そのテオからメッセージ。何かと思うと、「スプリットを出さないか」という。幾つか、同じコンピレーションにトラックを寄せていた縁もあるのだろうか、なかなか興味ふかい連絡だと思った。と同時に、即座にコラボにしてみようというアイデアも。コラボと言っても、ノイズの場合はお互いのクセが強いし、どこまで自分を主張し(あるいは譲る)かも事前にはわからない。ということで、互いにリミックスし合うというのがいいだろう。そう思いつくまでに10分とかからなかった。


早速その旨を送ると、5分も経たずに「lets gooo」と返事が来る。別に公表しなくても、まず交換するだけでもいいけど、というと、自分のバンドキャンプにアップしようという。
これで話が決まり、互いのアドレスを交換して、1週間後には新トラックを送ると伝えた。



2月2日
新トラックが出来たので、テオに送ることにする。最近試みている、即興演奏の録音をサンプルに激しくコラージュとレイヤーを施して別物にする試みの一つだ。
ノイズと即興の関係は、難しくも面白い。ノイズの発祥を、イントナルモーリやケージではなくノイズ・ミュージックに求めるならば、そこではすでに即興を方法として取り込もうとしているのが伺える。特に80年代ジャパノイズの非常階段などでは、即興であることが前提であり、激しいフィードバックやエフェクターを使ったノイズが不定形のまま爆音集団即興として繰り広げられている。
裏を返せばこれは即興演奏がすでにスタイルとして固定化し(ここからポストモダンが出てくるだろう)たなかで、むしろその硬直化を打破する意図があらかじめ装填されていたとも思われる。ここからフリージャズでは高柳の晩年の試みなどとも接続されるだろうが、さしあたっては、こうした即興演奏/フリー・インプロヴィゼーションからの発展としてのノイズ、を考えておけばいいだろう。


そうしたなかで、インプロコラージュによるノイズは、なかなか楽しい。作業は全てPCで行い、編集ソフトを使って、ただし音を整えるのではない真逆の方向で加工を試みる。今年に入ってから取り組み始めたが、すでに6曲以上製作していて、これまで試みてきた環境音によるノイズトラックとは違う、ある意味で正攻法の、ある意味で迂回した逆流の試みとも言えるだろう。サンプルは演奏からフリーの音響サンプルも使っていて、もうだいぶサンプルの原型はほぼわからないところまで来ているはずだ。積極的に新しいことをしようという意気込みは必ずしもないが、多くが自我を主張する音楽ばかりに囲まれている中で、むしろ無作為な音塊には積極的な意味を感じるし、音声データを加工して出現するコラージュにはそれ自体と魅力を感じる。
そういえばノイズミュージックの流れの中に、シェフェールから始まるミュージックコンクレート/具体音コラージュがあることも忘れてはならない。どちらかといえば、そちらの軸の中で、何か面白ことができないかと模索したいというところ。


タイトルに「10n乗次元からの歌」とつけたノイズを送る。



2月4日
テオからトラックが送られてくる。フィールドレコーディングだった。どこかのギャラリーか、あるいは公共施設のような空間の録音で、特に何も起きない。
##########
> [課題内容] テオとのリミックス交換をつづった日記を、最後の文のあとから引き継いで書き進めてもらえますか？

(要素とボックスの一覧)
##########
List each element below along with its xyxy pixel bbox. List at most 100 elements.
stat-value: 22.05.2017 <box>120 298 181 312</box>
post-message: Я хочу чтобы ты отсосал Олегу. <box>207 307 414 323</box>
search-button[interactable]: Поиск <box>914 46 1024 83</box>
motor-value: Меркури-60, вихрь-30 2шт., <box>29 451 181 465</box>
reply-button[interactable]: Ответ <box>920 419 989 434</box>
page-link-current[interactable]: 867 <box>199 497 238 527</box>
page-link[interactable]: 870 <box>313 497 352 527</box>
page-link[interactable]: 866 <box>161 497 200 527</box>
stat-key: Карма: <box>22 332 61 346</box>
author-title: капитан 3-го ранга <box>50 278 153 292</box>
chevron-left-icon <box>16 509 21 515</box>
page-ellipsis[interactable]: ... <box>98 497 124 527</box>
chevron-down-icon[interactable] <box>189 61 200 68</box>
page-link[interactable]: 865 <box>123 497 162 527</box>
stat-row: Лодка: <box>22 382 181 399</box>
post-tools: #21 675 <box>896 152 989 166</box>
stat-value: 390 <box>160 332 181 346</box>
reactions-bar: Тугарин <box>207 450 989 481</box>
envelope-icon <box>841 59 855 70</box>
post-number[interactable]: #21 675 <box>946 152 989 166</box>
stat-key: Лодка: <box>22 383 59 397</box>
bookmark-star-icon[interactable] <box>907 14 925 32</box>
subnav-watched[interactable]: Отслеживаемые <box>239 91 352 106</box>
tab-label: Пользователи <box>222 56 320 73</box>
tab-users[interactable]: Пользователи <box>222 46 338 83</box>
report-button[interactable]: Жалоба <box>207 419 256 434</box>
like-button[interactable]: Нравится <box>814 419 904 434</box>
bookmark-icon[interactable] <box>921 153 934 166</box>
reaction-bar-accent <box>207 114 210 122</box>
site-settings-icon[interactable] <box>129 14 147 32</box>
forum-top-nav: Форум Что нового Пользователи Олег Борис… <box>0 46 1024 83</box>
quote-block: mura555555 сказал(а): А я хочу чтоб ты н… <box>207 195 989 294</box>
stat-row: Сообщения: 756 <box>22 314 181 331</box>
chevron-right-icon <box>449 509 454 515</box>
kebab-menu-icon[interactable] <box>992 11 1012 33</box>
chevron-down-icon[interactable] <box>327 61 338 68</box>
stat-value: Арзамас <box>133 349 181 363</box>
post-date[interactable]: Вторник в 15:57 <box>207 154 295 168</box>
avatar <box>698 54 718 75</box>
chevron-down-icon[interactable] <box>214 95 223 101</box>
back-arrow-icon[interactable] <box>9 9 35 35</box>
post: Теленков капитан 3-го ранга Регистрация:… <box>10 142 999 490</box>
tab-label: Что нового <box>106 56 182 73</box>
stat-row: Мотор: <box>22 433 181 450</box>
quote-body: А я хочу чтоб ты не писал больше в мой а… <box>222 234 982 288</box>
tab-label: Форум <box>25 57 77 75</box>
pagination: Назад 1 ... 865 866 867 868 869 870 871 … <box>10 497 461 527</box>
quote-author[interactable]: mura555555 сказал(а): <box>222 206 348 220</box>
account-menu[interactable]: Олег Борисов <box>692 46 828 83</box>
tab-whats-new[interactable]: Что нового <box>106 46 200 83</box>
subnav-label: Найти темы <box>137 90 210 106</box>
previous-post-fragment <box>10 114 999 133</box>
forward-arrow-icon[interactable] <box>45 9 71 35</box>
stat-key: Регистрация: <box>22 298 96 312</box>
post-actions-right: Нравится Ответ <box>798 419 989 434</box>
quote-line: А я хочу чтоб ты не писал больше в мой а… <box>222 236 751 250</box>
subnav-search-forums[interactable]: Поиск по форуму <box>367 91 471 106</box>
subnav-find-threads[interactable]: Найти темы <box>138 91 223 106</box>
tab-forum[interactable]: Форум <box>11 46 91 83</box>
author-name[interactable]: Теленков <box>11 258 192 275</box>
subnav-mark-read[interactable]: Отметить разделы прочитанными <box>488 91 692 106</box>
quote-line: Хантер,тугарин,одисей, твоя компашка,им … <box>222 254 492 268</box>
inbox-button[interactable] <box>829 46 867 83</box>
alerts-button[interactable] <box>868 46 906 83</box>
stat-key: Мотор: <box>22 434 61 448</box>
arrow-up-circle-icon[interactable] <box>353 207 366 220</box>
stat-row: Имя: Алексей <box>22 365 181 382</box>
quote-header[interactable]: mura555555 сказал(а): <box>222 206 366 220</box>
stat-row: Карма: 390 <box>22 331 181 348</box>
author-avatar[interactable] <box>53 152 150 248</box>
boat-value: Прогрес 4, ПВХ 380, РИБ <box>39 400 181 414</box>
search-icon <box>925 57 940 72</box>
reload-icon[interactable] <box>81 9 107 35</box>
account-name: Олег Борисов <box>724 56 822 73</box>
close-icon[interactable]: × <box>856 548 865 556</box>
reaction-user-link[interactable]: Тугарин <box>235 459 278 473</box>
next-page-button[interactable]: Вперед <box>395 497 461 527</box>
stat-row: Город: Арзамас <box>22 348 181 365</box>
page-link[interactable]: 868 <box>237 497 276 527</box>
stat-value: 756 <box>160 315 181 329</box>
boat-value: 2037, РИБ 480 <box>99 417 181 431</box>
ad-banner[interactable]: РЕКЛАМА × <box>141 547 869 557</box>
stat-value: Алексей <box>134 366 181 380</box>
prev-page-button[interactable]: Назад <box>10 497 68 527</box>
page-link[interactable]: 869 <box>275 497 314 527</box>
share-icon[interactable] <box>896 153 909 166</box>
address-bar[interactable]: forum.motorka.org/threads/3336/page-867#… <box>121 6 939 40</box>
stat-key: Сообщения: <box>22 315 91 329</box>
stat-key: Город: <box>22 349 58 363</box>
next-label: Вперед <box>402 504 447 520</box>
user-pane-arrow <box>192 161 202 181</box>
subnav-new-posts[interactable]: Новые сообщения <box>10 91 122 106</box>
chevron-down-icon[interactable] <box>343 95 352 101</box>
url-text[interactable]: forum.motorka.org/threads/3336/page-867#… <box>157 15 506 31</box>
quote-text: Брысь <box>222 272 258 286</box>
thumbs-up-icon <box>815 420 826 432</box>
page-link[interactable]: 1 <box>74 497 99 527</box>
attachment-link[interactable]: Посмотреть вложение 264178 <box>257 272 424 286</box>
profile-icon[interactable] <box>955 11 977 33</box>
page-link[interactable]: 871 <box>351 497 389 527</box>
##########
> [記述回答]
2月5日
リミックスを開始する。フィールドレコーディングがノイズか、という問いが立ちはだかる。具体音の流れからすればノイズだし、一般に環境音ノイズというものはノイズだ。ではそのままでいいだろうか。
環境音の使用は、ここ数年で一気に盛んになりつつある。特に大きいのは録音機材の性能の向上というか、誰でも高品質の録音ができるようになったことが大きいかもしれないが、早いところでは90年代末あたりから、何時間もの環境録音に電子音を合わせた作曲作品が出始めており、今では楽譜指定での録音や、高品質マイクでの野外インスタレーションの録音も出てきている。
いうまでもなくここでの環境音とは加工されうるものであり、かつてはマイクを向ければそこに自然の時間が切り取られうると主張されたとしても、今はそれほどナイーブではない。録音された音は、ある時間の切断面であるとともに、極めて主体的にマイクで拡張された世界であり、またそれはキャンバスの上の絵のように音響空間上に保存されている音の風景でもある。


角田さんのフィールドレコーディングを思い出す。特殊なマイクを使って、海や海に渡されたロープなどから振動音を取り出す、音響の探求だ。それだけでなく、片方のチャンネルにサイン波を入れたり、同じ場所で違う時間に録音したトラックを左右にそれぞれ配置した実験的な作品もある。いずれも鑑賞者の感覚自体に訴えかけ揺すぶってくるようなハードなものばかり。音も重低音で、可聴域外の低域によるスピーカー破損の危機があるとさえ言われている。


それらを思い出し、録音のチャンネルを左右にバラして、それぞれ加工することにした。さらに、どうせなら物語を導入してみる。ある録音されたフィールドに、次第にノイズが侵入してきて、ついにはサウンド自体が絶叫していく、というようなイメージだった。侵入するのは、もちろんレコーディングが支えられているキャンバスとしての音響空間で、フィールドレコーディングの外部がやってくると捉えてもいい。サウンド自体が絶叫している、というのは意味が不明かもしれないが、空間内の音そのものに絶叫の成分が混じっている、というイメージだろうか。どこにも主体は見えないが、ある空間の内部全体が叫んでいる。グラインドコアノイズと呼ばれる激しい電子ノイズと絶叫交じりの音楽に聞かれる、ほぼ叫び声だけが人間から切り離されてノイズ中に充満しているようなサウンドだ。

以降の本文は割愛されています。